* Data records
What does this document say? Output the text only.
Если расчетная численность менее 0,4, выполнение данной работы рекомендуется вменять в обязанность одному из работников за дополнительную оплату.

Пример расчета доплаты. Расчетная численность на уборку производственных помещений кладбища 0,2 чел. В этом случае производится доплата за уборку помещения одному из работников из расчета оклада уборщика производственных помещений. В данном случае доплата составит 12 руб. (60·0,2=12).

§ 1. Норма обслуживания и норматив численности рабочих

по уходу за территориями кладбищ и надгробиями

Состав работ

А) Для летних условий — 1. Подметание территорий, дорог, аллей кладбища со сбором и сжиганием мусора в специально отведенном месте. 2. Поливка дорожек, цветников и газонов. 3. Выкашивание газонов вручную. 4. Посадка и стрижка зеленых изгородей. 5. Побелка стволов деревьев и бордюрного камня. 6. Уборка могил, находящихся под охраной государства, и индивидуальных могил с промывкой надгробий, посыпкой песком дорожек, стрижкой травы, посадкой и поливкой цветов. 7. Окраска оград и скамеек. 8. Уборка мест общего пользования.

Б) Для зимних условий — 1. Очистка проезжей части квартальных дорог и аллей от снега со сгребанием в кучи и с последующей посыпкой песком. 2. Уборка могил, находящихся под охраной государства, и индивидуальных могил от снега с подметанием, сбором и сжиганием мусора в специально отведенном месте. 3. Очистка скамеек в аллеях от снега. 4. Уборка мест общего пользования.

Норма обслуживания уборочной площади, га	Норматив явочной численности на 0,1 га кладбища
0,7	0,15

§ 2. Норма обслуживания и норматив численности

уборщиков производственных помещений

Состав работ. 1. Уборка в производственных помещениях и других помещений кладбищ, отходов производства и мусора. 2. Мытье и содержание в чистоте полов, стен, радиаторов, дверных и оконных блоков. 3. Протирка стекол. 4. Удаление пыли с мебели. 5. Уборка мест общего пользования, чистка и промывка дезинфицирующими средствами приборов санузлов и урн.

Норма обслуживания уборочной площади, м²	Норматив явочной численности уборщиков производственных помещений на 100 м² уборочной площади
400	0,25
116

* TO BE DONE
Each line holding the word "дорог" counts once; report the total and nothing else.

* EXERCISE RESPONSE
2